> **Task directions**
Transcribe every line, keeping it exact.

> **Provided information**
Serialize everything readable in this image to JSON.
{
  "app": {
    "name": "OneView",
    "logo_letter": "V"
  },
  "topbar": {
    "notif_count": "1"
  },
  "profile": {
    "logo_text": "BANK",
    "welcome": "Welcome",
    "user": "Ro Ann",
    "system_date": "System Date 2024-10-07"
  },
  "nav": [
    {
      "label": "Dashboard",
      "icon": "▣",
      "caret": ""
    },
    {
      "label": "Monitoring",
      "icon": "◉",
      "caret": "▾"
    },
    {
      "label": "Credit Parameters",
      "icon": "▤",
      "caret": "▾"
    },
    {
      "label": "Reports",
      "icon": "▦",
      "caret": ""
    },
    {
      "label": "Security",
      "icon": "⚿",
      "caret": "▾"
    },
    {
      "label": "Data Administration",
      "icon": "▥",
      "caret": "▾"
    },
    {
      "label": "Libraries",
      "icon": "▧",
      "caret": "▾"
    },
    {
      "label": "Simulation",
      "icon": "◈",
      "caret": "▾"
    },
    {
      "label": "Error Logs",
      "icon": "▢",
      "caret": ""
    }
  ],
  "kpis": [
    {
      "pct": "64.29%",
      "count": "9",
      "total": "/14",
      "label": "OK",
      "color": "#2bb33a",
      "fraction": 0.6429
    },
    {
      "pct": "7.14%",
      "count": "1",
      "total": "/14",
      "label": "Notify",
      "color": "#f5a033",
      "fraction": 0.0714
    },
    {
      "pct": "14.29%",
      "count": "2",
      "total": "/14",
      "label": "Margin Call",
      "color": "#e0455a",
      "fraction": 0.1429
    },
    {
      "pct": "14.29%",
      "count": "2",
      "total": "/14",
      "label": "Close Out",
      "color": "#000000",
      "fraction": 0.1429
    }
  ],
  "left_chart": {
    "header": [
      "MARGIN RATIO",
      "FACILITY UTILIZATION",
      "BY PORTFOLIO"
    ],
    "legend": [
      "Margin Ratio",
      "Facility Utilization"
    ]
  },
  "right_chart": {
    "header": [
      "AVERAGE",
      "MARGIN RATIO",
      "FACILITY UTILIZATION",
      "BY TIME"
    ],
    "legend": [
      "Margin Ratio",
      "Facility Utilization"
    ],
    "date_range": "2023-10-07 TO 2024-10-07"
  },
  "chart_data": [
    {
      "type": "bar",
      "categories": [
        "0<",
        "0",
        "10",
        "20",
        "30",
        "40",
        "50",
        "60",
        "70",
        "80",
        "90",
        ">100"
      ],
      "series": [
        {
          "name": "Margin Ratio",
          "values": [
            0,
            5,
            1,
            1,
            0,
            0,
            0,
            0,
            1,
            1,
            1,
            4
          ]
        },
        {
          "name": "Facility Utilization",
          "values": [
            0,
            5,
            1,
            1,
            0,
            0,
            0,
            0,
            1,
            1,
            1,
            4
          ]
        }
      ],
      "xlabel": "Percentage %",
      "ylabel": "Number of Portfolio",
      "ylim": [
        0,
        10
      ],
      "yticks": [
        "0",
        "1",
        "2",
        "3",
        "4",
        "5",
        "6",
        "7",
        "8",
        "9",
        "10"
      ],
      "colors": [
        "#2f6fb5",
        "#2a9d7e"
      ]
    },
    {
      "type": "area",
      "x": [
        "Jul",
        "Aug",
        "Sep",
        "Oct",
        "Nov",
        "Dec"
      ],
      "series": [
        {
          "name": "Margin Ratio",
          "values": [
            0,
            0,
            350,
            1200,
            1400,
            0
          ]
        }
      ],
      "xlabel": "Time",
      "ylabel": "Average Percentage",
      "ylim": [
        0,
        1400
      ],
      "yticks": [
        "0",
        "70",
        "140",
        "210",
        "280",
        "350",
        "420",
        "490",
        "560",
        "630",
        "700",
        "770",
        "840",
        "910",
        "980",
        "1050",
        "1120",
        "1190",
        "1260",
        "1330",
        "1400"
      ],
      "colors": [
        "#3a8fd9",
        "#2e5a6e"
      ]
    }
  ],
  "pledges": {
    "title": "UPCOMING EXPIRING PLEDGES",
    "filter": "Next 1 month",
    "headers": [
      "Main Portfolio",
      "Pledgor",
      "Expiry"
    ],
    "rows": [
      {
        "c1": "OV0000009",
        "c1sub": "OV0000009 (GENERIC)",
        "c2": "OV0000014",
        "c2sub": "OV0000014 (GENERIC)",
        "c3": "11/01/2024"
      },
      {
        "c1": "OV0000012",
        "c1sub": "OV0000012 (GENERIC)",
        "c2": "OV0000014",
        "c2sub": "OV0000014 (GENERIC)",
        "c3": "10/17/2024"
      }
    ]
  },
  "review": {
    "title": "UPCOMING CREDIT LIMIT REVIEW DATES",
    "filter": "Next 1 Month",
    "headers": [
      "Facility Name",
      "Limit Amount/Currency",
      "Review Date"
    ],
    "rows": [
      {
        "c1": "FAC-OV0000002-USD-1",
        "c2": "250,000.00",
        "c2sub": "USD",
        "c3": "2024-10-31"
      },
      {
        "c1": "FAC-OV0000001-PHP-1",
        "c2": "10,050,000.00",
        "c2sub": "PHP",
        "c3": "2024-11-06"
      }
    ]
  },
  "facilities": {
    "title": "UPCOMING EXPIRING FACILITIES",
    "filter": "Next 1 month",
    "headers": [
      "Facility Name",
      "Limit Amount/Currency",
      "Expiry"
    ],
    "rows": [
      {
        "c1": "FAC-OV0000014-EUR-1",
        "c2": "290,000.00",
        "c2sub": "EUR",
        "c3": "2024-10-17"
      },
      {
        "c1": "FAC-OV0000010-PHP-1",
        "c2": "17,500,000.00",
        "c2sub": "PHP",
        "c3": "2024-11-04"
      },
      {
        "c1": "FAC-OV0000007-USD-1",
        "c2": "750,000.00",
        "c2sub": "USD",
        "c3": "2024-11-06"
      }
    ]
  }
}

> **Result below**
Serialize everything readable in this image to JSON.
{
  "app": {
    "name": "OneView",
    "logo_letter": "V"
  },
  "topbar": {
    "notif_count": "1"
  },
  "profile": {
    "logo_text": "BANK",
    "welcome": "Welcome",
    "user": "Ro Ann",
    "system_date": "System Date 2024-10-07"
  },
  "nav": [
    {
      "label": "Dashboard",
      "icon": "▣",
      "caret": ""
    },
    {
      "label": "Monitoring",
      "icon": "◉",
      "caret": "▾"
    },
    {
      "label": "Credit Parameters",
      "icon": "▤",
      "caret": "▾"
    },
    {
      "label": "Reports",
      "icon": "▦",
      "caret": ""
    },
    {
      "label": "Security",
      "icon": "⚿",
      "caret": "▾"
    },
    {
      "label": "Data Administration",
      "icon": "▥",
      "caret": "▾"
    },
    {
      "label": "Libraries",
      "icon": "▧",
      "caret": "▾"
    },
    {
      "label": "Simulation",
      "icon": "◈",
      "caret": "▾"
    },
    {
      "label": "Error Logs",
      "icon": "▢",
      "caret": ""
    }
  ],
  "kpis": [
    {
      "pct": "64.29%",
      "count": "9",
      "total": "/14",
      "label": "OK",
      "color": "#2bb33a",
      "fraction": 0.6429
    },
    {
      "pct": "7.14%",
      "count": "1",
      "total": "/14",
      "label": "Notify",
      "color": "#f5a033",
      "fraction": 0.0714
    },
    {
      "pct": "14.29%",
      "count": "2",
      "total": "/14",
      "label": "Margin Call",
      "color": "#e0455a",
      "fraction": 0.1429
    },
    {
      "pct": "14.29%",
      "count": "2",
      "total": "/14",
      "label": "Close Out",
      "color": "#000000",
      "fraction": 0.1429
    }
  ],
  "left_chart": {
    "header": [
      "MARGIN RATIO",
      "FACILITY UTILIZATION",
      "BY PORTFOLIO"
    ],
    "legend": [
      "Margin Ratio",
      "Facility Utilization"
    ]
  },
  "right_chart": {
    "header": [
      "AVERAGE",
      "MARGIN RATIO",
      "FACILITY UTILIZATION",
      "BY TIME"
    ],
    "legend": [
      "Margin Ratio",
      "Facility Utilization"
    ],
    "date_range": "2023-10-07 TO 2024-10-07"
  },
  "chart_data": [
    {
      "type": "bar",
      "categories": [
        "0<",
        "0",
        "10",
        "20",
        "30",
        "40",
        "50",
        "60",
        "70",
        "80",
        "90",
        ">100"
      ],
      "series": [
        {
          "name": "Margin Ratio",
          "values": [
            0,
            5,
            1,
            1,
            0,
            0,
            0,
            0,
            1,
            1,
            1,
            4
          ]
        },
        {
          "name": "Facility Utilization",
          "values": [
            0,
            5,
            1,
            1,
            0,
            0,
            0,
            0,
            1,
            1,
            1,
            4
          ]
        }
      ],
      "xlabel": "Percentage %",
      "ylabel": "Number of Portfolio",
      "ylim": [
        0,
        10
      ],
      "yticks": [
        "0",
        "1",
        "2",
        "3",
        "4",
        "5",
        "6",
        "7",
        "8",
        "9",
        "10"
      ],
      "colors": [
        "#2f6fb5",
        "#2a9d7e"
      ]
    },
    {
      "type": "area",
      "x": [
        "Jul",
        "Aug",
        "Sep",
        "Oct",
        "Nov",
        "Dec"
      ],
      "series": [
        {
          "name": "Margin Ratio",
          "values": [
            0,
            0,
            350,
            1200,
            1400,
            0
          ]
        }
      ],
      "xlabel": "Time",
      "ylabel": "Average Percentage",
      "ylim": [
        0,
        1400
      ],
      "yticks": [
        "0",
        "70",
        "140",
        "210",
        "280",
        "350",
        "420",
        "490",
        "560",
        "630",
        "700",
        "770",
        "840",
        "910",
        "980",
        "1050",
        "1120",
        "1190",
        "1260",
        "1330",
        "1400"
      ],
      "colors": [
        "#3a8fd9",
        "#2e5a6e"
      ]
    }
  ],
  "pledges": {
    "title": "UPCOMING EXPIRING PLEDGES",
    "filter": "Next 1 month",
    "headers": [
      "Main Portfolio",
      "Pledgor",
      "Expiry"
    ],
    "rows": [
      {
        "c1": "OV0000009",
        "c1sub": "OV0000009 (GENERIC)",
        "c2": "OV0000014",
        "c2sub": "OV0000014 (GENERIC)",
        "c3": "11/01/2024"
      },
      {
        "c1": "OV0000012",
        "c1sub": "OV0000012 (GENERIC)",
        "c2": "OV0000014",
        "c2sub": "OV0000014 (GENERIC)",
        "c3": "10/17/2024"
      }
    ]
  },
  "review": {
    "title": "UPCOMING CREDIT LIMIT REVIEW DATES",
    "filter": "Next 1 Month",
    "headers": [
      "Facility Name",
      "Limit Amount/Currency",
      "Review Date"
    ],
    "rows": [
      {
        "c1": "FAC-OV0000002-USD-1",
        "c2": "250,000.00",
        "c2sub": "USD",
        "c3": "2024-10-31"
      },
      {
        "c1": "FAC-OV0000001-PHP-1",
        "c2": "10,050,000.00",
        "c2sub": "PHP",
        "c3": "2024-11-06"
      }
    ]
  },
  "facilities": {
    "title": "UPCOMING EXPIRING FACILITIES",
    "filter": "Next 1 month",
    "headers": [
      "Facility Name",
      "Limit Amount/Currency",
      "Expiry"
    ],
    "rows": [
      {
        "c1": "FAC-OV0000014-EUR-1",
        "c2": "290,000.00",
        "c2sub": "EUR",
        "c3": "2024-10-17"
      },
      {
        "c1": "FAC-OV0000010-PHP-1",
        "c2": "17,500,000.00",
        "c2sub": "PHP",
        "c3": "2024-11-04"
      },
      {
        "c1": "FAC-OV0000007-USD-1",
        "c2": "750,000.00",
        "c2sub": "USD",
        "c3": "2024-11-06"
      }
    ]
  }
}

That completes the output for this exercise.